---------- Information shown

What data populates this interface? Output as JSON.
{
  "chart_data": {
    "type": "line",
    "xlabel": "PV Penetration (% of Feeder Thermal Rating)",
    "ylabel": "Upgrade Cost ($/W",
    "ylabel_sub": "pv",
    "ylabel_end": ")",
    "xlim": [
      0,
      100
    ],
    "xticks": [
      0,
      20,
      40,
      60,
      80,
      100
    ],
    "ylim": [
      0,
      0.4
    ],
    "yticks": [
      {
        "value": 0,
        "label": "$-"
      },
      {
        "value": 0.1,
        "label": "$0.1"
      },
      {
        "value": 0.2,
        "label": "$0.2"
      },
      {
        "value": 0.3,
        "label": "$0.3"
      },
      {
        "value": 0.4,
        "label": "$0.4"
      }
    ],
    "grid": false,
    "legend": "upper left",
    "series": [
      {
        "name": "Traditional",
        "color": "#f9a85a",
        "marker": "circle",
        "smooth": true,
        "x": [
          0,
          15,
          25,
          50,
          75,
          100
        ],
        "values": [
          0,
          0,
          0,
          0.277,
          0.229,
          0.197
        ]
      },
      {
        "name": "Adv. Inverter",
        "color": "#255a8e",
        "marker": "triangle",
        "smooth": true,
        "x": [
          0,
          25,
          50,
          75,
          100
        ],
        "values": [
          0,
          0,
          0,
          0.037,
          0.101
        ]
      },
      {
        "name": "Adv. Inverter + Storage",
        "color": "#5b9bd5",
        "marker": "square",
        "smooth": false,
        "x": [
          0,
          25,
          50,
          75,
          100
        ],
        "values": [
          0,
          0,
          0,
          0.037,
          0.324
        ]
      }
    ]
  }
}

--------------------

Your task is to repeat every entry exactly.

__The solution__:
What data populates this interface? Output as JSON.
{
  "chart_data": {
    "type": "line",
    "xlabel": "PV Penetration (% of Feeder Thermal Rating)",
    "ylabel": "Upgrade Cost ($/W",
    "ylabel_sub": "pv",
    "ylabel_end": ")",
    "xlim": [
      0,
      100
    ],
    "xticks": [
      0,
      20,
      40,
      60,
      80,
      100
    ],
    "ylim": [
      0,
      0.4
    ],
    "yticks": [
      {
        "value": 0,
        "label": "$-"
      },
      {
        "value": 0.1,
        "label": "$0.1"
      },
      {
        "value": 0.2,
        "label": "$0.2"
      },
      {
        "value": 0.3,
        "label": "$0.3"
      },
      {
        "value": 0.4,
        "label": "$0.4"
      }
    ],
    "grid": false,
    "legend": "upper left",
    "series": [
      {
        "name": "Traditional",
        "color": "#f9a85a",
        "marker": "circle",
        "smooth": true,
        "x": [
          0,
          15,
          25,
          50,
          75,
          100
        ],
        "values": [
          0,
          0,
          0,
          0.277,
          0.229,
          0.197
        ]
      },
      {
        "name": "Adv. Inverter",
        "color": "#255a8e",
        "marker": "triangle",
        "smooth": true,
        "x": [
          0,
          25,
          50,
          75,
          100
        ],
        "values": [
          0,
          0,
          0,
          0.037,
          0.101
        ]
      },
      {
        "name": "Adv. Inverter + Storage",
        "color": "#5b9bd5",
        "marker": "square",
        "smooth": false,
        "x": [
          0,
          25,
          50,
          75,
          100
        ],
        "values": [
          0,
          0,
          0,
          0.037,
          0.324
        ]
      }
    ]
  }
}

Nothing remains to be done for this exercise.